How many of the lines below contain "series"? Answer with that number alone.
───── Records for this task ─────
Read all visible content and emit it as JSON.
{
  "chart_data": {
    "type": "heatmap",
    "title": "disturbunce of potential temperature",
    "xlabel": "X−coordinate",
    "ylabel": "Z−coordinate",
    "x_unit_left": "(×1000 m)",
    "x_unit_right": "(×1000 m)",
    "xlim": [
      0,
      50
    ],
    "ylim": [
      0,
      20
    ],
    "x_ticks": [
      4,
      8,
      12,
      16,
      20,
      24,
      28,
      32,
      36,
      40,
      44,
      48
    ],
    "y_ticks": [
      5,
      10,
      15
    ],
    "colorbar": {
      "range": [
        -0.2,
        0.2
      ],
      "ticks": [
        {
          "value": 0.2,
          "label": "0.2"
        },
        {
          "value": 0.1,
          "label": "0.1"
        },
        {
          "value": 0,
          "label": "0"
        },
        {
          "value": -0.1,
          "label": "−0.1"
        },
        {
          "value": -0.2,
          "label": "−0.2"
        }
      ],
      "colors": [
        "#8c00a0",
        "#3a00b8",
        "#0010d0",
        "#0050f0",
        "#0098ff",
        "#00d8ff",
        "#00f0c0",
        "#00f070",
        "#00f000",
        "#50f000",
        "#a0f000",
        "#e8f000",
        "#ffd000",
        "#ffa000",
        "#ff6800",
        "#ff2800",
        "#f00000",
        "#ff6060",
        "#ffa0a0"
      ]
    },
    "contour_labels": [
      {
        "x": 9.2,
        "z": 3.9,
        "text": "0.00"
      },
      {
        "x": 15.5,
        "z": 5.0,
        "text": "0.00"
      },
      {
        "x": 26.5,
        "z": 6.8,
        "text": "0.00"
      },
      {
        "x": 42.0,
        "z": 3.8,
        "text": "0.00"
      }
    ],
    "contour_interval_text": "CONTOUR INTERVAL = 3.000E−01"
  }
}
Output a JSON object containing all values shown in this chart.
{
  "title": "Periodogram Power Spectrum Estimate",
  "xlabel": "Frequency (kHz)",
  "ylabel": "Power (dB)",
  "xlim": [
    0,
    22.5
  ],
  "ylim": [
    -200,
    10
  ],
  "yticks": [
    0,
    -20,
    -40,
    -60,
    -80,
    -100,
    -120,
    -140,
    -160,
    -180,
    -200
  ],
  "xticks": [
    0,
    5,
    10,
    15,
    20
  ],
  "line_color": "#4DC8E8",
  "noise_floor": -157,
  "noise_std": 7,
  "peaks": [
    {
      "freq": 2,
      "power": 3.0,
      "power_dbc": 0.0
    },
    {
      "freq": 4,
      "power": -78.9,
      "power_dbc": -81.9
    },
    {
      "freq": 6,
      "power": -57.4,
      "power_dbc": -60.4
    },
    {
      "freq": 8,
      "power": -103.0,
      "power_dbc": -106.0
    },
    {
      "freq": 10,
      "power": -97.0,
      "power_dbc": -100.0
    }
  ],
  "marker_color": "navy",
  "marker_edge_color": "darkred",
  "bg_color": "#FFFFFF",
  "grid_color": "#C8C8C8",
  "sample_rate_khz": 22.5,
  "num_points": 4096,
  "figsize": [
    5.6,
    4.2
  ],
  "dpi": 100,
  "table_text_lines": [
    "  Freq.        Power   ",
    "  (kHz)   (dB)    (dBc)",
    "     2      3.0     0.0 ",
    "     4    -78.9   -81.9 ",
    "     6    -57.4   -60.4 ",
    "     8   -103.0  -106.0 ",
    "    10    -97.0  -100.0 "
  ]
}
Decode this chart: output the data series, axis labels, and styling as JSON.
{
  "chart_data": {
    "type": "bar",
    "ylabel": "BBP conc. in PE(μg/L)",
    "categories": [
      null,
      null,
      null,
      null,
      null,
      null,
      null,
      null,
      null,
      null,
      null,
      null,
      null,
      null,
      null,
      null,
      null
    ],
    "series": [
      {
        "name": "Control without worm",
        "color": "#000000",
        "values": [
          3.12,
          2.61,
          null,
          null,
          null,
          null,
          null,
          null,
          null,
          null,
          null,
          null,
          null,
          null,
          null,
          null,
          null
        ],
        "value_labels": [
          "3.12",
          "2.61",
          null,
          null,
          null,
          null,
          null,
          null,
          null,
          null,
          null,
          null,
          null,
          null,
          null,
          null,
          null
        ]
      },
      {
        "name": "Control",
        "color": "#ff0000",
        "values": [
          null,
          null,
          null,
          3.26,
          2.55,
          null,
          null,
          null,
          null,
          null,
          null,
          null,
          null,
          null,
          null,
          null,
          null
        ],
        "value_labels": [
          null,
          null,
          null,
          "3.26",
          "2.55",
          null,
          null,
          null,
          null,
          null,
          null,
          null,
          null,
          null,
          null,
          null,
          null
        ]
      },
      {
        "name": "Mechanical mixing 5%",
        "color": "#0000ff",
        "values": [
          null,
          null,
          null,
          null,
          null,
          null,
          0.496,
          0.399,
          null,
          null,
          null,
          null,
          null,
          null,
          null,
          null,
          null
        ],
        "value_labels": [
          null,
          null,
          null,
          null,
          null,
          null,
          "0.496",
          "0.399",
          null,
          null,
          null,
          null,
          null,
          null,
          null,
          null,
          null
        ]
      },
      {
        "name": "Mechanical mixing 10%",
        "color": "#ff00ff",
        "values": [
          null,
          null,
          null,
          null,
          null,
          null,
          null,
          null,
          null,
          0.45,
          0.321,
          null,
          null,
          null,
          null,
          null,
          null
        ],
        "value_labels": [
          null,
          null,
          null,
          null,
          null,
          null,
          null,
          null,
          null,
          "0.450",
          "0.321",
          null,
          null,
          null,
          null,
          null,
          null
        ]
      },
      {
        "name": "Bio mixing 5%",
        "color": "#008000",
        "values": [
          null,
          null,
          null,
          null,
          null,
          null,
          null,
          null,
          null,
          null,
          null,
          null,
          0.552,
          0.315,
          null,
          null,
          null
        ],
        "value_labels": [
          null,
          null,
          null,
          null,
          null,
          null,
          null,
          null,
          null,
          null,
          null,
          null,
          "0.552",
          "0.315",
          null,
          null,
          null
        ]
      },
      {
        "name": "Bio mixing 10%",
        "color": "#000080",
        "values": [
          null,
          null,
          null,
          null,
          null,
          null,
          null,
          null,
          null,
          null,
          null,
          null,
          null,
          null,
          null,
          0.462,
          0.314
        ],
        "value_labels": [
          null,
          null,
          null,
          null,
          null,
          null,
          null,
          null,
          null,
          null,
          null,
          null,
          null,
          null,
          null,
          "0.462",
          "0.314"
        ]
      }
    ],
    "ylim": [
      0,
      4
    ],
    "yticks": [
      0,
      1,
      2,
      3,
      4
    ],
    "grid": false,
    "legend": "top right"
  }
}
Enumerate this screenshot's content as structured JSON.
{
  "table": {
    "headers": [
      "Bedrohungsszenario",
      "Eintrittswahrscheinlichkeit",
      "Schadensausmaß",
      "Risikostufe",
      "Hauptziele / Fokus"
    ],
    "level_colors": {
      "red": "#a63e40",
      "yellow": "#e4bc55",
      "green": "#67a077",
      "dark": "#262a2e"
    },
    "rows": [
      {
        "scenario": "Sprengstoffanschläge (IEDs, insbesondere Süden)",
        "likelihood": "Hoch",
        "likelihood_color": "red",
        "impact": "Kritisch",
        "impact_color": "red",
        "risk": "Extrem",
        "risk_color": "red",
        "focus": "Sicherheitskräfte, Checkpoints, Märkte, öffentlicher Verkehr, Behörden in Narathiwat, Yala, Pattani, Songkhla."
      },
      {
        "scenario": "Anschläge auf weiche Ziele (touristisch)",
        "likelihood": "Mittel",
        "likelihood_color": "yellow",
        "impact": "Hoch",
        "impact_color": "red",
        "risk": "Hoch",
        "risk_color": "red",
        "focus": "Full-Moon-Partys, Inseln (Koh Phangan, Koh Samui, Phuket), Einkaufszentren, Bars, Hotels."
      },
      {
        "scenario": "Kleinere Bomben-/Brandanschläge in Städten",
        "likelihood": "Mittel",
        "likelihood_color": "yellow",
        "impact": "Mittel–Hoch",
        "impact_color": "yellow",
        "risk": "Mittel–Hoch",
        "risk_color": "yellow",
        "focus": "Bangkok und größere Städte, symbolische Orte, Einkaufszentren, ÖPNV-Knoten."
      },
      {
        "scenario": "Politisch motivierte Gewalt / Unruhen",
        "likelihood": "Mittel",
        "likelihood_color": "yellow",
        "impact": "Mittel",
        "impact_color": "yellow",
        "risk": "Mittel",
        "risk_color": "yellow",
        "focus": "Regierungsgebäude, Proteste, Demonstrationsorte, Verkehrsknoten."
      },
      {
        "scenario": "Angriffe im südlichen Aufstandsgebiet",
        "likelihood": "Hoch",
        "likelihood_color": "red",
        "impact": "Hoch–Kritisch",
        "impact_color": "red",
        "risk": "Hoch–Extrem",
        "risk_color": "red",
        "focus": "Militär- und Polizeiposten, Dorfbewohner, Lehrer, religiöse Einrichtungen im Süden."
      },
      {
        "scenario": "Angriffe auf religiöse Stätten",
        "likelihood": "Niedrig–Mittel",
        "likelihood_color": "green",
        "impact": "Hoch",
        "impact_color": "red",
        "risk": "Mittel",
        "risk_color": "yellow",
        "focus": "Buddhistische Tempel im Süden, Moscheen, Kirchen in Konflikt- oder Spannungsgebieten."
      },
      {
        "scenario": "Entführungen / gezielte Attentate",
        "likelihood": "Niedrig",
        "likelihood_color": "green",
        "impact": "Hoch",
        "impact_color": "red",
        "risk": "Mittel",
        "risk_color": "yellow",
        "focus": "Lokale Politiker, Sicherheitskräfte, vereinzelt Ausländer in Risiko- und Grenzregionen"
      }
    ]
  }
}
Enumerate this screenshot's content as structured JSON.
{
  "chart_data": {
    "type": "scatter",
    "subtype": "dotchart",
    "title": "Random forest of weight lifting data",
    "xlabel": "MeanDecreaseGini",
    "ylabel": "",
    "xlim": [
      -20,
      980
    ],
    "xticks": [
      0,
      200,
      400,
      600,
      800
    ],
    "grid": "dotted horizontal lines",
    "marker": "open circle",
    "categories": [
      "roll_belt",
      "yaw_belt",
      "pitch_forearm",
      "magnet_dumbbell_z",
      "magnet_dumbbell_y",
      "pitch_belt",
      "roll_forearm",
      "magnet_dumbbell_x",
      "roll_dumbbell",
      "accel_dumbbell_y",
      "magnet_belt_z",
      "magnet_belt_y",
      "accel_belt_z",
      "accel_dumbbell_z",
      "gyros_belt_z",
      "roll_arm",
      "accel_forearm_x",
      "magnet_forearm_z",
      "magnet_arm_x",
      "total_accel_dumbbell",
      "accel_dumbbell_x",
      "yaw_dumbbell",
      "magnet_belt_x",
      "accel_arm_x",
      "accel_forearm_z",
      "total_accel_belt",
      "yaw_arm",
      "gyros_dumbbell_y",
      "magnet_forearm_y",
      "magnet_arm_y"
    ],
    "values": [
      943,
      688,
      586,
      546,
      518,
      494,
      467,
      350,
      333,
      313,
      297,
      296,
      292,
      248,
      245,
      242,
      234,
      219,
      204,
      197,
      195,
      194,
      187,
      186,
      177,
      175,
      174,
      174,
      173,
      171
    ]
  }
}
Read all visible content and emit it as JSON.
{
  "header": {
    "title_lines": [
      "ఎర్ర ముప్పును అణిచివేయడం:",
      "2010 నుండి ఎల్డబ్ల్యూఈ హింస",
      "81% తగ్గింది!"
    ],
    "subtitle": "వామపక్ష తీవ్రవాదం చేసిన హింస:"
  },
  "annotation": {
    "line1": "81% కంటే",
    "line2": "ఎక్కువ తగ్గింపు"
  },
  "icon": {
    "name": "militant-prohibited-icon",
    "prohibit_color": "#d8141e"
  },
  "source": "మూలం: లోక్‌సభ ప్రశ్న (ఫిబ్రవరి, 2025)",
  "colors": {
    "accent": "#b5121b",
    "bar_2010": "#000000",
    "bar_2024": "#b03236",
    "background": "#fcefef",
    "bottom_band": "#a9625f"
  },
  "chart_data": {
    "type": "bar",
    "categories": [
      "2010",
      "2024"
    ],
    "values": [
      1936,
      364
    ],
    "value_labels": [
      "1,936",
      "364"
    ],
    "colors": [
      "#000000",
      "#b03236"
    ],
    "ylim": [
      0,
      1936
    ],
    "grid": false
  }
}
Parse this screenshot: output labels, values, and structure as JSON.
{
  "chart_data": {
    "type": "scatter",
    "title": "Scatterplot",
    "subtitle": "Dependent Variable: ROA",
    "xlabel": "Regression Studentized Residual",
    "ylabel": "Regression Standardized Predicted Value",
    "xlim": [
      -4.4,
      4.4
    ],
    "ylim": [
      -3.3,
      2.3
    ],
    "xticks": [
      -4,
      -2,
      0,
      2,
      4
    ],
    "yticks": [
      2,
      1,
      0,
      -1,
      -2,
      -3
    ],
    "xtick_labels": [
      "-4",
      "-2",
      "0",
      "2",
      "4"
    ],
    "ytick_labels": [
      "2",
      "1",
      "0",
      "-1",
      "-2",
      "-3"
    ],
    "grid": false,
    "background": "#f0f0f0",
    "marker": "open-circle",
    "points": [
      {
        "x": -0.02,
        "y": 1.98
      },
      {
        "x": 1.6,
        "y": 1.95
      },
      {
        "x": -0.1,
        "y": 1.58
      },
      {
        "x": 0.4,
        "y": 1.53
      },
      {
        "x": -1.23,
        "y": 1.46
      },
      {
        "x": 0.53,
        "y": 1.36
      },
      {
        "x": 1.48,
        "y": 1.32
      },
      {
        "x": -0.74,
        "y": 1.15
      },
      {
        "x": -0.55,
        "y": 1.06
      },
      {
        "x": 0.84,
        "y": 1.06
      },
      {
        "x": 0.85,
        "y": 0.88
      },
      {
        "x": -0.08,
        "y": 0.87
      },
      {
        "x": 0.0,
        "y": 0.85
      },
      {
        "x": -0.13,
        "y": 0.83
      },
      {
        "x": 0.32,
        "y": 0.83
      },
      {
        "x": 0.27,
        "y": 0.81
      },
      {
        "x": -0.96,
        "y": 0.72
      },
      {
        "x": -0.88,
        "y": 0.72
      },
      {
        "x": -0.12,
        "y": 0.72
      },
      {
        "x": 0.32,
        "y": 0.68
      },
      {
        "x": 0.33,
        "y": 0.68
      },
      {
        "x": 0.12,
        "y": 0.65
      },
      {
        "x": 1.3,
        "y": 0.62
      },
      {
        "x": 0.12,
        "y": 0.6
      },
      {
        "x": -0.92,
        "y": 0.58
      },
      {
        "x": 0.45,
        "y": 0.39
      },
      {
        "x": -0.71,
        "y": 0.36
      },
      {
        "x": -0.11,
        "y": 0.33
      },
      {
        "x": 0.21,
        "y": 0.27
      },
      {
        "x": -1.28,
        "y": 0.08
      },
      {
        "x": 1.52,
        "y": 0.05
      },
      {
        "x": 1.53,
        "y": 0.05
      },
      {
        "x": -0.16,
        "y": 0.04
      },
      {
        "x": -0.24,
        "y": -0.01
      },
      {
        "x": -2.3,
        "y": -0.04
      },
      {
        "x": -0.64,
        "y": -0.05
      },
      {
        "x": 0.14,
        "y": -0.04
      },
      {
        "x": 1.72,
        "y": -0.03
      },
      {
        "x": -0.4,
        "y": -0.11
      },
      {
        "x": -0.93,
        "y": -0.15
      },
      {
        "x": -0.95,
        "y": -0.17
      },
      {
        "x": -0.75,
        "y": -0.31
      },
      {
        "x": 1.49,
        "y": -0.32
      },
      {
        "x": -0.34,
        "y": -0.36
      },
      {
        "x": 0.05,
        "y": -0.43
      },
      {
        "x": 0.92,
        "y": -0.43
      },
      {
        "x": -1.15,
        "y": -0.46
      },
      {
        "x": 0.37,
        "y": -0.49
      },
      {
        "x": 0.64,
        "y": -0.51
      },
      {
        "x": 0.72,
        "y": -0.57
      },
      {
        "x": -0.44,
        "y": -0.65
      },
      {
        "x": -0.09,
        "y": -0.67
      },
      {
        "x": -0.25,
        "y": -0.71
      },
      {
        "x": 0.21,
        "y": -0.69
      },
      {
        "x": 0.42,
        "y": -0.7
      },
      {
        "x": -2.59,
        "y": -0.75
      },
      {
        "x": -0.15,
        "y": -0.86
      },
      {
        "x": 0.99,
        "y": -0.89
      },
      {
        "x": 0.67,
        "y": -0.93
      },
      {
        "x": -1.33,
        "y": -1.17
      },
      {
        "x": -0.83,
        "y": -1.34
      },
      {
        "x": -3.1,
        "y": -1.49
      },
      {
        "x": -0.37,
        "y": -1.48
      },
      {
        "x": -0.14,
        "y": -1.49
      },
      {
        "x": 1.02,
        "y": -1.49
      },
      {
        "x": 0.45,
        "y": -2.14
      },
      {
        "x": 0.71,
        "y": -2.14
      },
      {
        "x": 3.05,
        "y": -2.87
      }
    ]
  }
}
─────
> Written solution
2